Compile every line that includes the word "parte".

-- Material --
=-=-=-=-=
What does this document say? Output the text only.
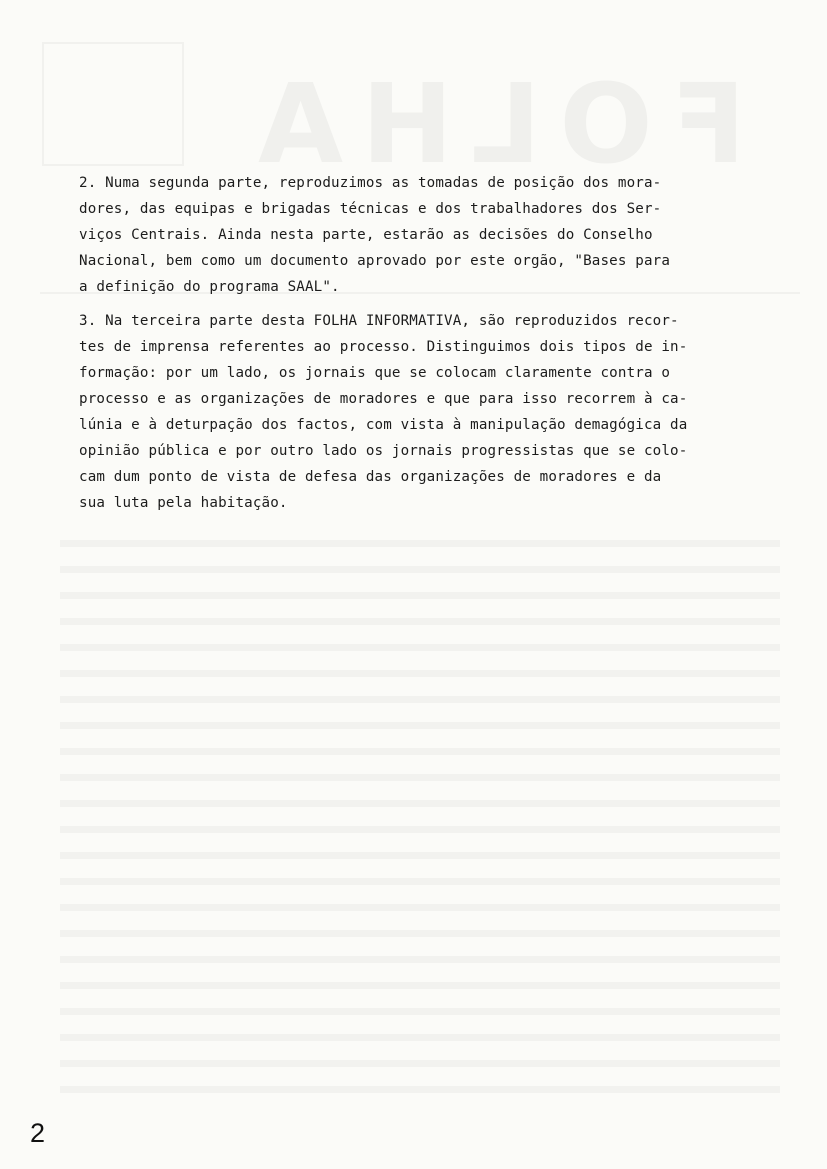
2. Numa segunda parte, reproduzimos as tomadas de posição dos mora-
dores, das equipas e brigadas técnicas e dos trabalhadores dos Ser-
viços Centrais. Ainda nesta parte, estarão as decisões do Conselho
Nacional, bem como um documento aprovado por este orgão, "Bases para
a definição do programa SAAL".
3. Na terceira parte desta FOLHA INFORMATIVA, são reproduzidos recor-
tes de imprensa referentes ao processo. Distinguimos dois tipos de in-
formação: por um lado, os jornais que se colocam claramente contra o
processo e as organizações de moradores e que para isso recorrem à ca-
lúnia e à deturpação dos factos, com vista à manipulação demagógica da
opinião pública e por outro lado os jornais progressistas que se colo-
cam dum ponto de vista de defesa das organizações de moradores e da
sua luta pela habitação.
2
=-=-=-=-=
-- Exercise answer --
2. Numa segunda parte, reproduzimos as tomadas de posição dos mora-
viços Centrais. Ainda nesta parte, estarão as decisões do Conselho
3. Na terceira parte desta FOLHA INFORMATIVA, são reproduzidos recor-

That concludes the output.